START

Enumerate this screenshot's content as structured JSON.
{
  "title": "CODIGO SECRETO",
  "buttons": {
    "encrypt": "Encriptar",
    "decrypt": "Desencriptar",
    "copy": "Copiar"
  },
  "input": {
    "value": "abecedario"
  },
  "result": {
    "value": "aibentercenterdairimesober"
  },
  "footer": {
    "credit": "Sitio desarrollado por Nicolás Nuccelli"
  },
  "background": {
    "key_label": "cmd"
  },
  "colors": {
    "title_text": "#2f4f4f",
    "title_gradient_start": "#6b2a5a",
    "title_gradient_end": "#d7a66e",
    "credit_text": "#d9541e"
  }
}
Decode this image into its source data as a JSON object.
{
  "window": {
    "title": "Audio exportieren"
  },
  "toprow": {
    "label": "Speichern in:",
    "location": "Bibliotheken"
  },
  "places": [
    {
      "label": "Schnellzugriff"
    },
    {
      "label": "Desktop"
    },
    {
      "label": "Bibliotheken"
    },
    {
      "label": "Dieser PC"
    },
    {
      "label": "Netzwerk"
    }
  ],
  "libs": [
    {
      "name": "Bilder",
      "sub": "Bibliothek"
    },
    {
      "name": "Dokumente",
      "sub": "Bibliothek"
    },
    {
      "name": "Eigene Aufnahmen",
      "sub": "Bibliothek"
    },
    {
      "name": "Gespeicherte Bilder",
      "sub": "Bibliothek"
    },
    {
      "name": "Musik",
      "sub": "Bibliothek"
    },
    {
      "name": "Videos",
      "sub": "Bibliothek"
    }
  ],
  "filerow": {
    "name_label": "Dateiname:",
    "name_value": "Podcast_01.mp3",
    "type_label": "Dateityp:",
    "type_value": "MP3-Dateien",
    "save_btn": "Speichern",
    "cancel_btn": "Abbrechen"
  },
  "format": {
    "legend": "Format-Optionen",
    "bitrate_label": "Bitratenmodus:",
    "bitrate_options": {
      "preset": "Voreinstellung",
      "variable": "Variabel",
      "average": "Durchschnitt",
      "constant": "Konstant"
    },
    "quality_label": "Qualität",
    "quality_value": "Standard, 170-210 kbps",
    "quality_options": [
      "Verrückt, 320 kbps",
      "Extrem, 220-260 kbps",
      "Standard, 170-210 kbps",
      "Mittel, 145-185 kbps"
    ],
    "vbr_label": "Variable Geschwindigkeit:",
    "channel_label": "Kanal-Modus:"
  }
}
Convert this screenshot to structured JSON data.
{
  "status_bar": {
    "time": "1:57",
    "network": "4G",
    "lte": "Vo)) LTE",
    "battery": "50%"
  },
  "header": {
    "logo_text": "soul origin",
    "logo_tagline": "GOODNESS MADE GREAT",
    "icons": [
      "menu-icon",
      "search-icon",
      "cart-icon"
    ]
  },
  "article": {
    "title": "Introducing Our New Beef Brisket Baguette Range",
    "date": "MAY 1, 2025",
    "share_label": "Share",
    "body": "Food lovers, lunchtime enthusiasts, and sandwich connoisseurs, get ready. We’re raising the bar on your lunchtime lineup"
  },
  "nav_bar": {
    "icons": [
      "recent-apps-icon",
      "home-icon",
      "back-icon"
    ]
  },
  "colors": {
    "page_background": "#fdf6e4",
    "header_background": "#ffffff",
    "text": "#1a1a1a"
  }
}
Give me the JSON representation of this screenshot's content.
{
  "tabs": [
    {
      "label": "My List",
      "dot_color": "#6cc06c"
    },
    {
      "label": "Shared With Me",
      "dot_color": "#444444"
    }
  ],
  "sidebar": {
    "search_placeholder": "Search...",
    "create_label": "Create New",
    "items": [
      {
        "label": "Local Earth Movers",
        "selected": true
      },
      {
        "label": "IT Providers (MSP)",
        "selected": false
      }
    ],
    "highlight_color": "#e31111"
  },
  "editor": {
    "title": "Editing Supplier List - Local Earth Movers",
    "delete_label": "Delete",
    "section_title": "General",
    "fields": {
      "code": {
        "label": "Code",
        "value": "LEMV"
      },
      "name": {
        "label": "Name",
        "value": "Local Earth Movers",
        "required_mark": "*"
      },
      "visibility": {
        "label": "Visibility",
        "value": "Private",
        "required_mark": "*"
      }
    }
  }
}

END

--- TO DO ---
Nothing should be changed: write out all of the data as is.

--- CORRECT ANSWER ---
Enumerate this screenshot's content as structured JSON.
{
  "title": "CODIGO SECRETO",
  "buttons": {
    "encrypt": "Encriptar",
    "decrypt": "Desencriptar",
    "copy": "Copiar"
  },
  "input": {
    "value": "abecedario"
  },
  "result": {
    "value": "aibentercenterdairimesober"
  },
  "footer": {
    "credit": "Sitio desarrollado por Nicolás Nuccelli"
  },
  "background": {
    "key_label": "cmd"
  },
  "colors": {
    "title_text": "#2f4f4f",
    "title_gradient_start": "#6b2a5a",
    "title_gradient_end": "#d7a66e",
    "credit_text": "#d9541e"
  }
}
Decode this image into its source data as a JSON object.
{
  "window": {
    "title": "Audio exportieren"
  },
  "toprow": {
    "label": "Speichern in:",
    "location": "Bibliotheken"
  },
  "places": [
    {
      "label": "Schnellzugriff"
    },
    {
      "label": "Desktop"
    },
    {
      "label": "Bibliotheken"
    },
    {
      "label": "Dieser PC"
    },
    {
      "label": "Netzwerk"
    }
  ],
  "libs": [
    {
      "name": "Bilder",
      "sub": "Bibliothek"
    },
    {
      "name": "Dokumente",
      "sub": "Bibliothek"
    },
    {
      "name": "Eigene Aufnahmen",
      "sub": "Bibliothek"
    },
    {
      "name": "Gespeicherte Bilder",
      "sub": "Bibliothek"
    },
    {
      "name": "Musik",
      "sub": "Bibliothek"
    },
    {
      "name": "Videos",
      "sub": "Bibliothek"
    }
  ],
  "filerow": {
    "name_label": "Dateiname:",
    "name_value": "Podcast_01.mp3",
    "type_label": "Dateityp:",
    "type_value": "MP3-Dateien",
    "save_btn": "Speichern",
    "cancel_btn": "Abbrechen"
  },
  "format": {
    "legend": "Format-Optionen",
    "bitrate_label": "Bitratenmodus:",
    "bitrate_options": {
      "preset": "Voreinstellung",
      "variable": "Variabel",
      "average": "Durchschnitt",
      "constant": "Konstant"
    },
    "quality_label": "Qualität",
    "quality_value": "Standard, 170-210 kbps",
    "quality_options": [
      "Verrückt, 320 kbps",
      "Extrem, 220-260 kbps",
      "Standard, 170-210 kbps",
      "Mittel, 145-185 kbps"
    ],
    "vbr_label": "Variable Geschwindigkeit:",
    "channel_label": "Kanal-Modus:"
  }
}
Convert this screenshot to structured JSON data.
{
  "status_bar": {
    "time": "1:57",
    "network": "4G",
    "lte": "Vo)) LTE",
    "battery": "50%"
  },
  "header": {
    "logo_text": "soul origin",
    "logo_tagline": "GOODNESS MADE GREAT",
    "icons": [
      "menu-icon",
      "search-icon",
      "cart-icon"
    ]
  },
  "article": {
    "title": "Introducing Our New Beef Brisket Baguette Range",
    "date": "MAY 1, 2025",
    "share_label": "Share",
    "body": "Food lovers, lunchtime enthusiasts, and sandwich connoisseurs, get ready. We’re raising the bar on your lunchtime lineup"
  },
  "nav_bar": {
    "icons": [
      "recent-apps-icon",
      "home-icon",
      "back-icon"
    ]
  },
  "colors": {
    "page_background": "#fdf6e4",
    "header_background": "#ffffff",
    "text": "#1a1a1a"
  }
}
Give me the JSON representation of this screenshot's content.
{
  "tabs": [
    {
      "label": "My List",
      "dot_color": "#6cc06c"
    },
    {
      "label": "Shared With Me",
      "dot_color": "#444444"
    }
  ],
  "sidebar": {
    "search_placeholder": "Search...",
    "create_label": "Create New",
    "items": [
      {
        "label": "Local Earth Movers",
        "selected": true
      },
      {
        "label": "IT Providers (MSP)",
        "selected": false
      }
    ],
    "highlight_color": "#e31111"
  },
  "editor": {
    "title": "Editing Supplier List - Local Earth Movers",
    "delete_label": "Delete",
    "section_title": "General",
    "fields": {
      "code": {
        "label": "Code",
        "value": "LEMV"
      },
      "name": {
        "label": "Name",
        "value": "Local Earth Movers",
        "required_mark": "*"
      },
      "visibility": {
        "label": "Visibility",
        "value": "Private",
        "required_mark": "*"
      }
    }
  }
}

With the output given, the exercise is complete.